• _DATASET_

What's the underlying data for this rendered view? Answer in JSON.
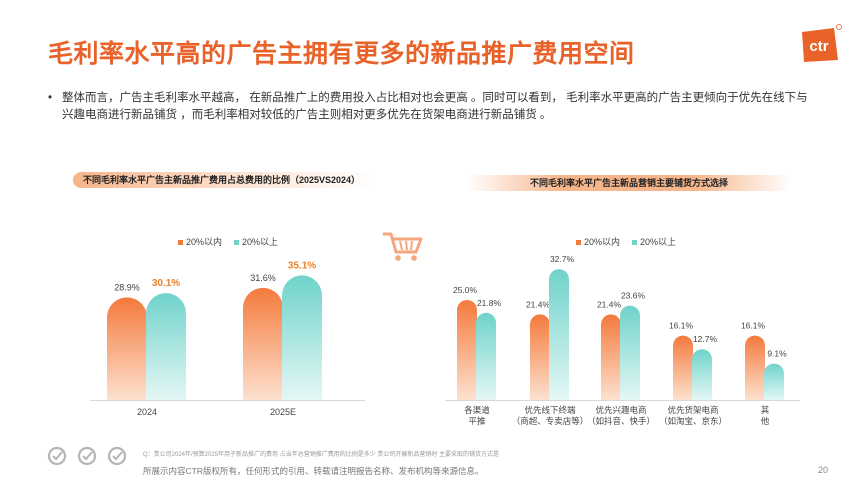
{
  "title": "毛利率水平高的广告主拥有更多的新品推广费用空间",
  "logo_text": "ctr",
  "bullet": "整体而言，广告主毛利率水平越高， 在新品推广上的费用投入占比相对也会更高 。同时可以看到， 毛利率水平更高的广告主更倾向于优先在线下与兴趣电商进行新品铺货 ，而毛利率相对较低的广告主则相对更多优先在货架电商进行新品铺货 。",
  "footer": {
    "source": "Q：贵公司2024年/预算2025年用于新品推广的费用  占当年总营销推广费用的比例是多少 贵公司开展新品营销时  主要采取的铺货方式是",
    "copyright": "所展示内容CTR版权所有，任何形式的引用、转载请注明报告名称、发布机构等来源信息。",
    "page": "20"
  },
  "colors": {
    "accent": "#e8622a",
    "series_low": "#f47a3c",
    "series_high": "#6fd3ca",
    "highlight_label": "#e8822e"
  },
  "chart_data": [
    {
      "type": "bar",
      "title": "不同毛利率水平广告主新品推广费用占总费用的比例（2025VS2024）",
      "categories": [
        "2024",
        "2025E"
      ],
      "series": [
        {
          "name": "20%以内",
          "values": [
            28.9,
            31.6
          ],
          "labels": [
            "28.9%",
            "31.6%"
          ]
        },
        {
          "name": "20%以上",
          "values": [
            30.1,
            35.1
          ],
          "labels": [
            "30.1%",
            "35.1%"
          ]
        }
      ],
      "legend": "top-center",
      "grid": false
    },
    {
      "type": "bar",
      "title": "不同毛利率水平广告主新品营销主要铺货方式选择",
      "categories": [
        "各渠道\n平推",
        "优先线下终端\n（商超、专卖店等）",
        "优先兴趣电商\n（如抖音、快手）",
        "优先货架电商\n（如淘宝、京东）",
        "其\n他"
      ],
      "series": [
        {
          "name": "20%以内",
          "values": [
            25.0,
            21.4,
            21.4,
            16.1,
            16.1
          ],
          "labels": [
            "25.0%",
            "21.4%",
            "21.4%",
            "16.1%",
            "16.1%"
          ]
        },
        {
          "name": "20%以上",
          "values": [
            21.8,
            32.7,
            23.6,
            12.7,
            9.1
          ],
          "labels": [
            "21.8%",
            "32.7%",
            "23.6%",
            "12.7%",
            "9.1%"
          ]
        }
      ],
      "legend": "top-center",
      "grid": false
    }
  ]
}
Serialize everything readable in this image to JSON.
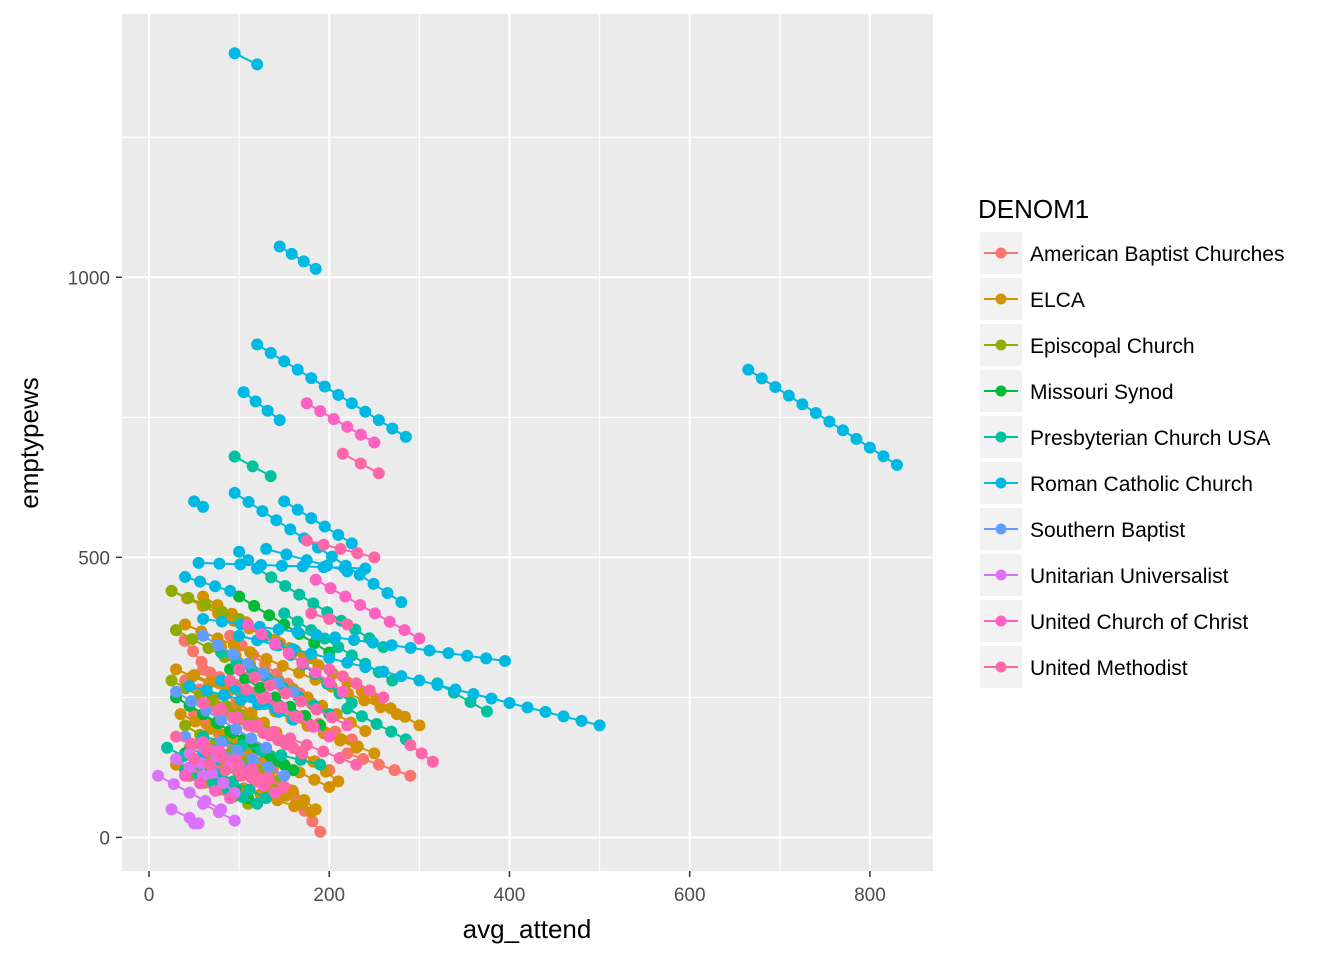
{
  "chart_data": {
    "type": "scatter",
    "title": "",
    "xlabel": "avg_attend",
    "ylabel": "emptypews",
    "xlim": [
      -30,
      870
    ],
    "ylim": [
      -60,
      1470
    ],
    "x_ticks": [
      0,
      200,
      400,
      600,
      800
    ],
    "y_ticks": [
      0,
      500,
      1000
    ],
    "grid": true,
    "legend_position": "right",
    "legend_title": "DENOM1",
    "series": [
      {
        "name": "American Baptist Churches",
        "color": "#F8766D",
        "segments": [
          [
            [
              120,
              160
            ],
            [
              190,
              10
            ]
          ],
          [
            [
              30,
              370
            ],
            [
              115,
              200
            ]
          ],
          [
            [
              40,
              280
            ],
            [
              200,
              120
            ]
          ],
          [
            [
              60,
              300
            ],
            [
              225,
              175
            ]
          ],
          [
            [
              220,
              150
            ],
            [
              290,
              110
            ]
          ],
          [
            [
              90,
              360
            ],
            [
              180,
              240
            ]
          ],
          [
            [
              50,
              220
            ],
            [
              160,
              80
            ]
          ]
        ]
      },
      {
        "name": "ELCA",
        "color": "#D39200",
        "segments": [
          [
            [
              25,
              440
            ],
            [
              180,
              320
            ]
          ],
          [
            [
              60,
              430
            ],
            [
              300,
              200
            ]
          ],
          [
            [
              40,
              380
            ],
            [
              275,
              220
            ]
          ],
          [
            [
              30,
              300
            ],
            [
              250,
              150
            ]
          ],
          [
            [
              35,
              220
            ],
            [
              200,
              90
            ]
          ],
          [
            [
              45,
              160
            ],
            [
              170,
              60
            ]
          ],
          [
            [
              30,
              130
            ],
            [
              180,
              45
            ]
          ],
          [
            [
              80,
              340
            ],
            [
              240,
              190
            ]
          ],
          [
            [
              100,
              240
            ],
            [
              210,
              100
            ]
          ],
          [
            [
              50,
              290
            ],
            [
              230,
              160
            ]
          ],
          [
            [
              70,
              200
            ],
            [
              185,
              50
            ]
          ]
        ]
      },
      {
        "name": "Episcopal Church",
        "color": "#93AA00",
        "segments": [
          [
            [
              25,
              280
            ],
            [
              150,
              170
            ]
          ],
          [
            [
              30,
              370
            ],
            [
              120,
              290
            ]
          ],
          [
            [
              25,
              440
            ],
            [
              100,
              390
            ]
          ],
          [
            [
              40,
              200
            ],
            [
              140,
              100
            ]
          ],
          [
            [
              45,
              110
            ],
            [
              110,
              60
            ]
          ],
          [
            [
              70,
              250
            ],
            [
              160,
              160
            ]
          ]
        ]
      },
      {
        "name": "Missouri Synod",
        "color": "#00BA38",
        "segments": [
          [
            [
              30,
              250
            ],
            [
              150,
              130
            ]
          ],
          [
            [
              40,
              150
            ],
            [
              110,
              70
            ]
          ],
          [
            [
              60,
              220
            ],
            [
              160,
              120
            ]
          ],
          [
            [
              100,
              430
            ],
            [
              200,
              330
            ]
          ],
          [
            [
              90,
              300
            ],
            [
              190,
              200
            ]
          ]
        ]
      },
      {
        "name": "Presbyterian Church USA",
        "color": "#00C19F",
        "segments": [
          [
            [
              95,
              680
            ],
            [
              135,
              645
            ]
          ],
          [
            [
              120,
              480
            ],
            [
              260,
              340
            ]
          ],
          [
            [
              150,
              400
            ],
            [
              270,
              280
            ]
          ],
          [
            [
              320,
              275
            ],
            [
              375,
              225
            ]
          ],
          [
            [
              220,
              230
            ],
            [
              285,
              175
            ]
          ],
          [
            [
              80,
              330
            ],
            [
              200,
              220
            ]
          ],
          [
            [
              20,
              160
            ],
            [
              130,
              70
            ]
          ],
          [
            [
              40,
              120
            ],
            [
              120,
              60
            ]
          ],
          [
            [
              60,
              180
            ],
            [
              190,
              130
            ]
          ],
          [
            [
              130,
              360
            ],
            [
              225,
              240
            ]
          ]
        ]
      },
      {
        "name": "Roman Catholic Church",
        "color": "#00B9E3",
        "segments": [
          [
            [
              95,
              1400
            ],
            [
              120,
              1380
            ]
          ],
          [
            [
              145,
              1055
            ],
            [
              185,
              1015
            ]
          ],
          [
            [
              120,
              880
            ],
            [
              285,
              715
            ]
          ],
          [
            [
              105,
              795
            ],
            [
              145,
              745
            ]
          ],
          [
            [
              95,
              615
            ],
            [
              280,
              420
            ]
          ],
          [
            [
              50,
              600
            ],
            [
              60,
              590
            ]
          ],
          [
            [
              150,
              600
            ],
            [
              225,
              525
            ]
          ],
          [
            [
              55,
              490
            ],
            [
              240,
              480
            ]
          ],
          [
            [
              130,
              515
            ],
            [
              220,
              475
            ]
          ],
          [
            [
              60,
              390
            ],
            [
              395,
              315
            ]
          ],
          [
            [
              100,
              360
            ],
            [
              500,
              200
            ]
          ],
          [
            [
              40,
              465
            ],
            [
              90,
              440
            ]
          ],
          [
            [
              665,
              835
            ],
            [
              830,
              665
            ]
          ],
          [
            [
              100,
              510
            ],
            [
              120,
              480
            ]
          ],
          [
            [
              45,
              270
            ],
            [
              140,
              230
            ]
          ],
          [
            [
              80,
              280
            ],
            [
              160,
              210
            ]
          ],
          [
            [
              60,
              150
            ],
            [
              110,
              120
            ]
          ]
        ]
      },
      {
        "name": "Southern Baptist",
        "color": "#619CFF",
        "segments": [
          [
            [
              30,
              260
            ],
            [
              130,
              160
            ]
          ],
          [
            [
              60,
              360
            ],
            [
              160,
              260
            ]
          ],
          [
            [
              80,
              170
            ],
            [
              150,
              110
            ]
          ],
          [
            [
              40,
              180
            ],
            [
              100,
              130
            ]
          ]
        ]
      },
      {
        "name": "Unitarian Universalist",
        "color": "#DB72FB",
        "segments": [
          [
            [
              25,
              50
            ],
            [
              45,
              35
            ]
          ],
          [
            [
              50,
              25
            ],
            [
              55,
              25
            ]
          ],
          [
            [
              10,
              110
            ],
            [
              80,
              50
            ]
          ],
          [
            [
              60,
              160
            ],
            [
              90,
              130
            ]
          ],
          [
            [
              45,
              150
            ],
            [
              95,
              80
            ]
          ],
          [
            [
              60,
              60
            ],
            [
              95,
              30
            ]
          ],
          [
            [
              30,
              140
            ],
            [
              60,
              110
            ]
          ]
        ]
      },
      {
        "name": "United Church of Christ",
        "color": "#FF61C3",
        "segments": [
          [
            [
              175,
              775
            ],
            [
              250,
              705
            ]
          ],
          [
            [
              185,
              460
            ],
            [
              300,
              355
            ]
          ],
          [
            [
              110,
              380
            ],
            [
              215,
              260
            ]
          ],
          [
            [
              60,
              170
            ],
            [
              150,
              90
            ]
          ],
          [
            [
              100,
              120
            ],
            [
              140,
              80
            ]
          ],
          [
            [
              40,
              110
            ],
            [
              90,
              70
            ]
          ],
          [
            [
              130,
              250
            ],
            [
              200,
              180
            ]
          ]
        ]
      },
      {
        "name": "United Methodist",
        "color": "#FF66A8",
        "segments": [
          [
            [
              215,
              685
            ],
            [
              255,
              650
            ]
          ],
          [
            [
              175,
              530
            ],
            [
              250,
              500
            ]
          ],
          [
            [
              180,
              400
            ],
            [
              220,
              380
            ]
          ],
          [
            [
              290,
              165
            ],
            [
              315,
              135
            ]
          ],
          [
            [
              200,
              300
            ],
            [
              260,
              250
            ]
          ],
          [
            [
              100,
              300
            ],
            [
              220,
              200
            ]
          ],
          [
            [
              120,
              200
            ],
            [
              230,
              130
            ]
          ],
          [
            [
              60,
              240
            ],
            [
              160,
              160
            ]
          ],
          [
            [
              30,
              180
            ],
            [
              150,
              90
            ]
          ],
          [
            [
              90,
              280
            ],
            [
              180,
              200
            ]
          ],
          [
            [
              50,
              140
            ],
            [
              120,
              100
            ]
          ],
          [
            [
              80,
              230
            ],
            [
              170,
              150
            ]
          ]
        ]
      }
    ]
  }
}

• _GIVEN REQUEST_
Gather each line of the listing that holds the string "this".

• _SOLUTION_
What's the underlying data for this rendered view? Answer in JSON.
Serialize everything readable in this image to JSON.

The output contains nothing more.